→ **Document section**:
Modern discourse uses different words to express a concept of God. We use terms like human rights, corporate social responsibility, ethical principles, communitaire, sustainability, democracy, public interest or bona fide. On the other side there are terms like efficiency, growth, development and necessity. 

Democracy isn’t just about voting, it is also about trying to balance the powerless and the powerful but neo-liberalism always gives the advantage to the powerful because of its enherent dislike of regulations. More than any book I’ve read since the start of the Great Recession, this book attempts to examine the foundational theories of corporate governance (agency, nexus of contracts, stakeholder and concession theories) in the national historic and idealogical context mostly of the USA, UK and Germany.

Everywhere I turn in the corporate governance industrial complex the emphasis is on huge funds and how they need to take a long-term approach to counter the greed of individual shareholders, managers and the croneyism of directors. Some place their faith in “universal owners,” but public pension funds based on defined contributions are shrinking relative to the whole and mutual funds have little incentive to spend much on monitoring, since their competitors share in the gains but not the expenses. (see Agency Capitalism: Corrective Measures (Parts 1, 2 and 3)

It is refreshing to see the authors here acknowledging “‘willing capture’ by companies of the ‘market state’ giving significant autonomous power to corporations” and that “a new economic system which decreases the reach of corporate power and its elites can only be achieved by popular pressure.” That popular pressure could be boiling under the surface because of the quickly disappearing middle class and growing inequality.

The authors argue that democracy can coexist with income inequality but not with political inequality. With the Citizens United consensus politics has thinned to the point of breaking with those with access to the state extract more concessions whole failing to even acknowledge a social contract. The intellectual journey of The Nature of Corporate Governance begins with a discussion of the reasons for convergence and divergence, even if the very definition of corporate governance.

→ **Records in a dataset**:

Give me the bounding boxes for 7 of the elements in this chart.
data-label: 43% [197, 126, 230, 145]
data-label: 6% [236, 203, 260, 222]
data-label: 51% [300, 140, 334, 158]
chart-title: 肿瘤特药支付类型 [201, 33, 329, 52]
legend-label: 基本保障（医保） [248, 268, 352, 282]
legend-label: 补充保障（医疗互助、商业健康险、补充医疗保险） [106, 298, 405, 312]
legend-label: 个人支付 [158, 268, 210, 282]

→ **Required action A**:
List the foundational theories of corporate governance named in the review of The Nature of Corporate Governance at the top of the page.
→ **Required action B**:
Write the next part of the review of The Nature of Corporate Governance, picking up after its final sentence.

→ **Expected output A**:
Agency theory
Nexus of contracts theory
Stakeholder theory
Concession theory

→ **Expected output B**:
Who should control the corporation, in pursuit of what goals and in whose interests? While there has been some convergence on something of an Anglo-American model because a framework is needed due to increase economic dependence, after pages of discussion about the very nature of corporate governance we can plainly see

its parameters and foundations are deeply rooted in the individual history and the traditions of a society, rendering the corporate governance model distinctively national in its approach and nature. 

Ownership is not absolute; it carries nut just rights but responsibilities:

  • Ownership of a knife does not entitle the owner to stab people with it.
  • The owner of a poisonous snake has a moral and legal responsibility to protect others from its bite.

We in America have been struggling with the problem of the separation of ownership from control and the limited liability granted to owners. To end the financial crisis, society bailed out financial institutions but has little no ongoing role in controlling risk.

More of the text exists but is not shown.